# Task
Repeat every record exactly, but keep images out of the copy.

# Items
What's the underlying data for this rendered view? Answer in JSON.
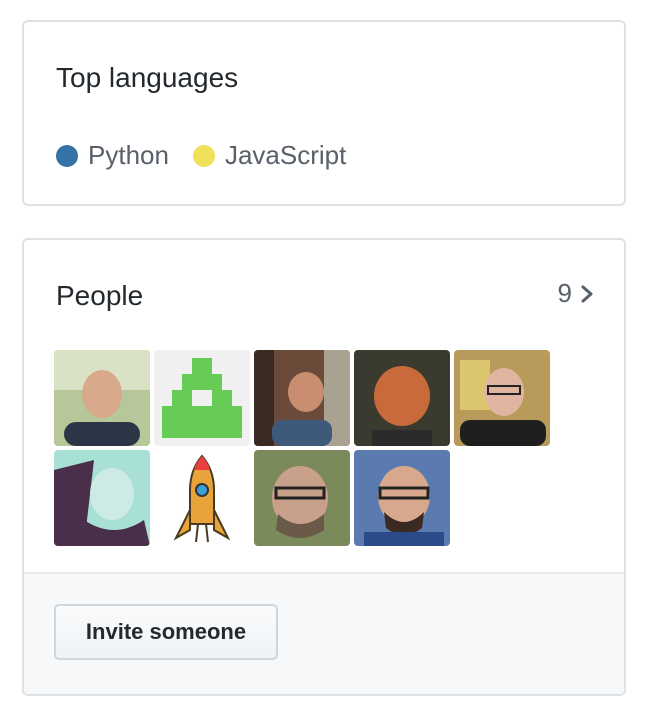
{
  "top_languages": {
    "title": "Top languages",
    "languages": [
      {
        "name": "Python",
        "color": "#3572A5"
      },
      {
        "name": "JavaScript",
        "color": "#f1e05a"
      }
    ]
  },
  "people": {
    "title": "People",
    "count": "9",
    "invite_label": "Invite someone"
  },
  "colors": {
    "border": "#dfe2e5",
    "footer_bg": "#f6f8fa",
    "muted_text": "#586069"
  }
}
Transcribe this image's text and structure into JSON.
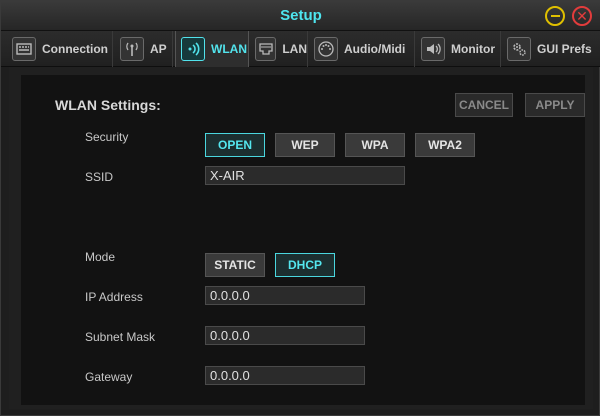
{
  "window": {
    "title": "Setup",
    "accent_color": "#4ee6ef",
    "minimize_icon": "minimize-icon",
    "close_icon": "close-icon",
    "close_glyph": "✕"
  },
  "tabs": [
    {
      "label": "Connection",
      "icon": "connection-icon",
      "active": false
    },
    {
      "label": "AP",
      "icon": "antenna-icon",
      "active": false
    },
    {
      "label": "WLAN",
      "icon": "wifi-icon",
      "active": true
    },
    {
      "label": "LAN",
      "icon": "ethernet-port-icon",
      "active": false
    },
    {
      "label": "Audio/Midi",
      "icon": "midi-connector-icon",
      "active": false
    },
    {
      "label": "Monitor",
      "icon": "speaker-icon",
      "active": false
    },
    {
      "label": "GUI Prefs",
      "icon": "gears-icon",
      "active": false
    }
  ],
  "wlan": {
    "title": "WLAN Settings:",
    "cancel_label": "CANCEL",
    "apply_label": "APPLY",
    "security": {
      "label": "Security",
      "options": [
        "OPEN",
        "WEP",
        "WPA",
        "WPA2"
      ],
      "selected": "OPEN"
    },
    "ssid": {
      "label": "SSID",
      "value": "X-AIR"
    },
    "mode": {
      "label": "Mode",
      "options": [
        "STATIC",
        "DHCP"
      ],
      "selected": "DHCP"
    },
    "ip_address": {
      "label": "IP Address",
      "value": "0.0.0.0"
    },
    "subnet_mask": {
      "label": "Subnet Mask",
      "value": "0.0.0.0"
    },
    "gateway": {
      "label": "Gateway",
      "value": "0.0.0.0"
    }
  }
}
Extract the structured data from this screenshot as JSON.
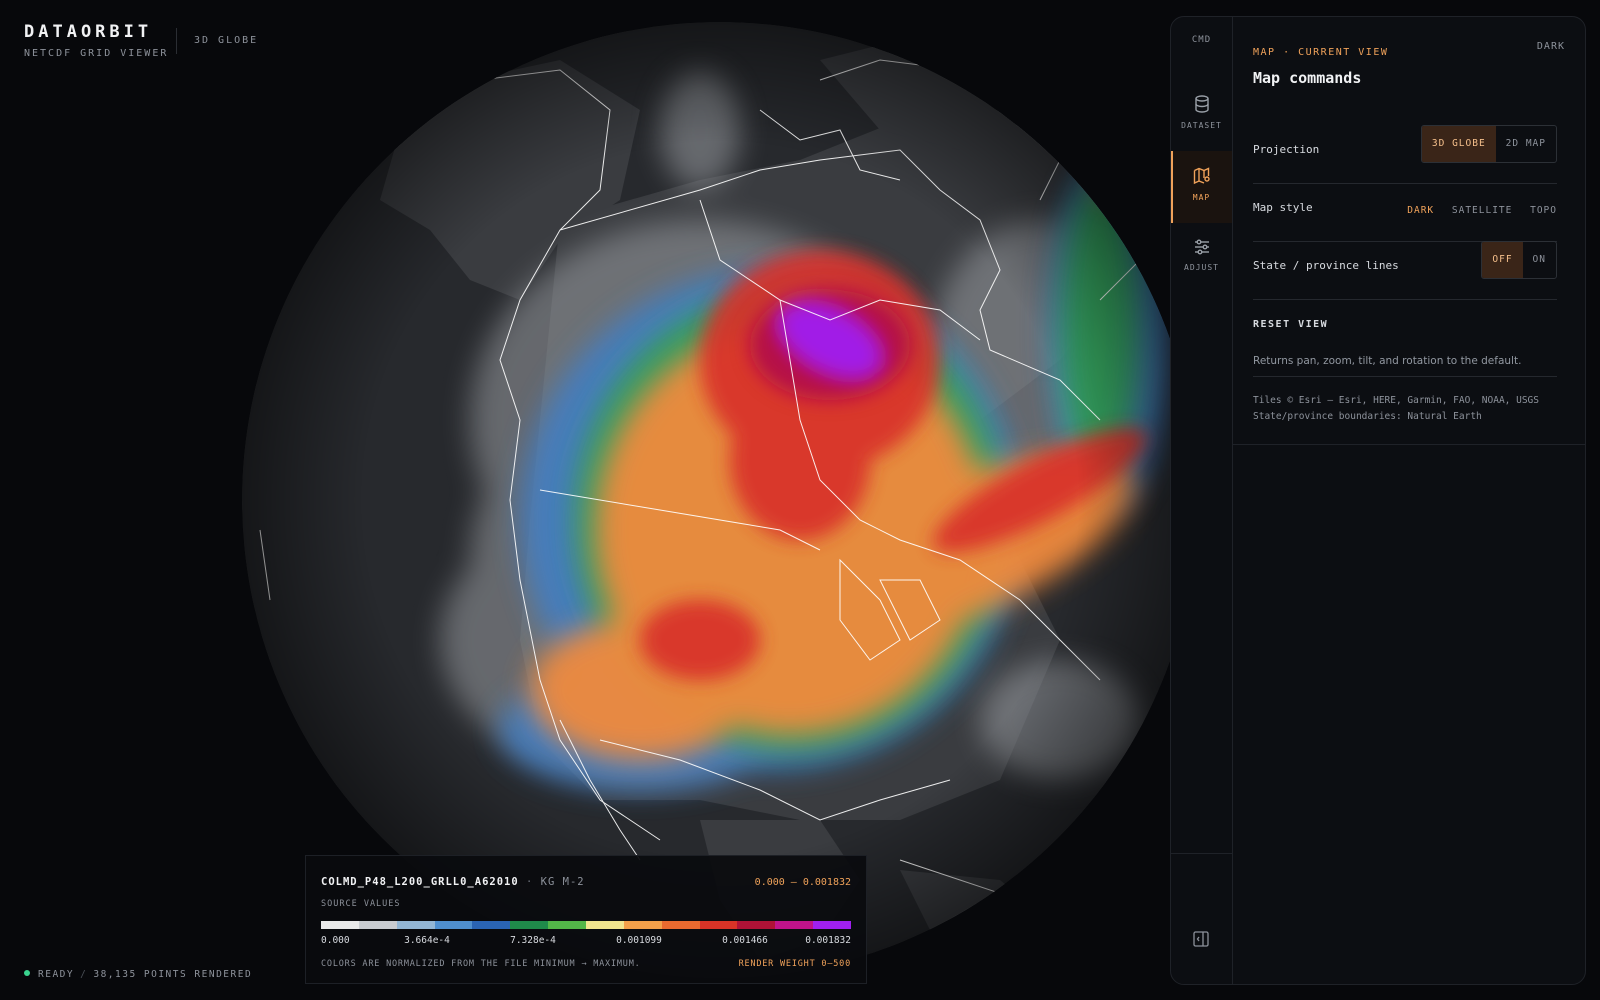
{
  "brand": {
    "title": "DATAORBIT",
    "subtitle": "NETCDF GRID VIEWER",
    "mode": "3D GLOBE"
  },
  "rail": {
    "cmd_label": "CMD",
    "items": [
      {
        "label": "DATASET",
        "icon": "database-icon"
      },
      {
        "label": "MAP",
        "icon": "map-icon",
        "active": true
      },
      {
        "label": "ADJUST",
        "icon": "sliders-icon"
      }
    ],
    "collapse_icon": "panel-collapse-icon"
  },
  "panel": {
    "eyebrow": "MAP · CURRENT VIEW",
    "theme": "DARK",
    "title": "Map commands",
    "projection": {
      "label": "Projection",
      "options": [
        "3D GLOBE",
        "2D MAP"
      ],
      "selected": "3D GLOBE"
    },
    "map_style": {
      "label": "Map style",
      "options": [
        "DARK",
        "SATELLITE",
        "TOPO"
      ],
      "selected": "DARK"
    },
    "state_lines": {
      "label": "State / province lines",
      "options": [
        "OFF",
        "ON"
      ],
      "selected": "OFF"
    },
    "reset": {
      "title": "RESET VIEW",
      "description": "Returns pan, zoom, tilt, and rotation to the default."
    },
    "attribution": [
      "Tiles © Esri — Esri, HERE, Garmin, FAO, NOAA, USGS",
      "State/province boundaries: Natural Earth"
    ]
  },
  "legend": {
    "variable": "COLMD_P48_L200_GRLL0_A62010",
    "separator": "·",
    "unit": "KG M-2",
    "range": "0.000 – 0.001832",
    "source": "SOURCE VALUES",
    "colors": [
      "#e9e9e9",
      "#c9ccd0",
      "#93b6d4",
      "#4f8fce",
      "#2a64b4",
      "#1f8a4a",
      "#52b648",
      "#f1e58e",
      "#f3a04a",
      "#ea6a2f",
      "#d93327",
      "#b01236",
      "#c0138a",
      "#a020f0"
    ],
    "ticks": [
      "0.000",
      "3.664e-4",
      "7.328e-4",
      "0.001099",
      "0.001466",
      "0.001832"
    ],
    "note": "COLORS ARE NORMALIZED FROM THE FILE MINIMUM → MAXIMUM.",
    "weight": "RENDER WEIGHT 0–500"
  },
  "status": {
    "state": "READY",
    "sep": "/",
    "points": "38,135 POINTS RENDERED",
    "dot_color": "#39d38e"
  },
  "colors": {
    "accent": "#f0a25a",
    "panel_bg": "#0c0e12",
    "page_bg": "#07080b",
    "globe_bg": "#26282c"
  }
}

# Expected output
What's the underlying data for this rendered view? Answer in JSON.
{
  "top_languages": {
    "title": "Top languages",
    "languages": [
      {
        "name": "Python",
        "color": "#3572A5"
      },
      {
        "name": "JavaScript",
        "color": "#f1e05a"
      }
    ]
  },
  "people": {
    "title": "People",
    "count": "9",
    "invite_label": "Invite someone"
  },
  "colors": {
    "border": "#dfe2e5",
    "footer_bg": "#f6f8fa",
    "muted_text": "#586069"
  }
}
Transcribe this image's text and structure into JSON.
{
  "window": {
    "title": "Setup",
    "accent_color": "#4ee6ef",
    "minimize_icon": "minimize-icon",
    "close_icon": "close-icon",
    "close_glyph": "✕"
  },
  "tabs": [
    {
      "label": "Connection",
      "icon": "connection-icon",
      "active": false
    },
    {
      "label": "AP",
      "icon": "antenna-icon",
      "active": false
    },
    {
      "label": "WLAN",
      "icon": "wifi-icon",
      "active": true
    },
    {
      "label": "LAN",
      "icon": "ethernet-port-icon",
      "active": false
    },
    {
      "label": "Audio/Midi",
      "icon": "midi-connector-icon",
      "active": false
    },
    {
      "label": "Monitor",
      "icon": "speaker-icon",
      "active": false
    },
    {
      "label": "GUI Prefs",
      "icon": "gears-icon",
      "active": false
    }
  ],
  "wlan": {
    "title": "WLAN Settings:",
    "cancel_label": "CANCEL",
    "apply_label": "APPLY",
    "security": {
      "label": "Security",
      "options": [
        "OPEN",
        "WEP",
        "WPA",
        "WPA2"
      ],
      "selected": "OPEN"
    },
    "ssid": {
      "label": "SSID",
      "value": "X-AIR"
    },
    "mode": {
      "label": "Mode",
      "options": [
        "STATIC",
        "DHCP"
      ],
      "selected": "DHCP"
    },
    "ip_address": {
      "label": "IP Address",
      "value": "0.0.0.0"
    },
    "subnet_mask": {
      "label": "Subnet Mask",
      "value": "0.0.0.0"
    },
    "gateway": {
      "label": "Gateway",
      "value": "0.0.0.0"
    }
  }
}
Extract the structured data from this screenshot as JSON.
{
  "brand": {
    "title": "DATAORBIT",
    "subtitle": "NETCDF GRID VIEWER",
    "mode": "3D GLOBE"
  },
  "rail": {
    "cmd_label": "CMD",
    "items": [
      {
        "label": "DATASET",
        "icon": "database-icon"
      },
      {
        "label": "MAP",
        "icon": "map-icon",
        "active": true
      },
      {
        "label": "ADJUST",
        "icon": "sliders-icon"
      }
    ],
    "collapse_icon": "panel-collapse-icon"
  },
  "panel": {
    "eyebrow": "MAP · CURRENT VIEW",
    "theme": "DARK",
    "title": "Map commands",
    "projection": {
      "label": "Projection",
      "options": [
        "3D GLOBE",
        "2D MAP"
      ],
      "selected": "3D GLOBE"
    },
    "map_style": {
      "label": "Map style",
      "options": [
        "DARK",
        "SATELLITE",
        "TOPO"
      ],
      "selected": "DARK"
    },
    "state_lines": {
      "label": "State / province lines",
      "options": [
        "OFF",
        "ON"
      ],
      "selected": "OFF"
    },
    "reset": {
      "title": "RESET VIEW",
      "description": "Returns pan, zoom, tilt, and rotation to the default."
    },
    "attribution": [
      "Tiles © Esri — Esri, HERE, Garmin, FAO, NOAA, USGS",
      "State/province boundaries: Natural Earth"
    ]
  },
  "legend": {
    "variable": "COLMD_P48_L200_GRLL0_A62010",
    "separator": "·",
    "unit": "KG M-2",
    "range": "0.000 – 0.001832",
    "source": "SOURCE VALUES",
    "colors": [
      "#e9e9e9",
      "#c9ccd0",
      "#93b6d4",
      "#4f8fce",
      "#2a64b4",
      "#1f8a4a",
      "#52b648",
      "#f1e58e",
      "#f3a04a",
      "#ea6a2f",
      "#d93327",
      "#b01236",
      "#c0138a",
      "#a020f0"
    ],
    "ticks": [
      "0.000",
      "3.664e-4",
      "7.328e-4",
      "0.001099",
      "0.001466",
      "0.001832"
    ],
    "note": "COLORS ARE NORMALIZED FROM THE FILE MINIMUM → MAXIMUM.",
    "weight": "RENDER WEIGHT 0–500"
  },
  "status": {
    "state": "READY",
    "sep": "/",
    "points": "38,135 POINTS RENDERED",
    "dot_color": "#39d38e"
  },
  "colors": {
    "accent": "#f0a25a",
    "panel_bg": "#0c0e12",
    "page_bg": "#07080b",
    "globe_bg": "#26282c"
  }
}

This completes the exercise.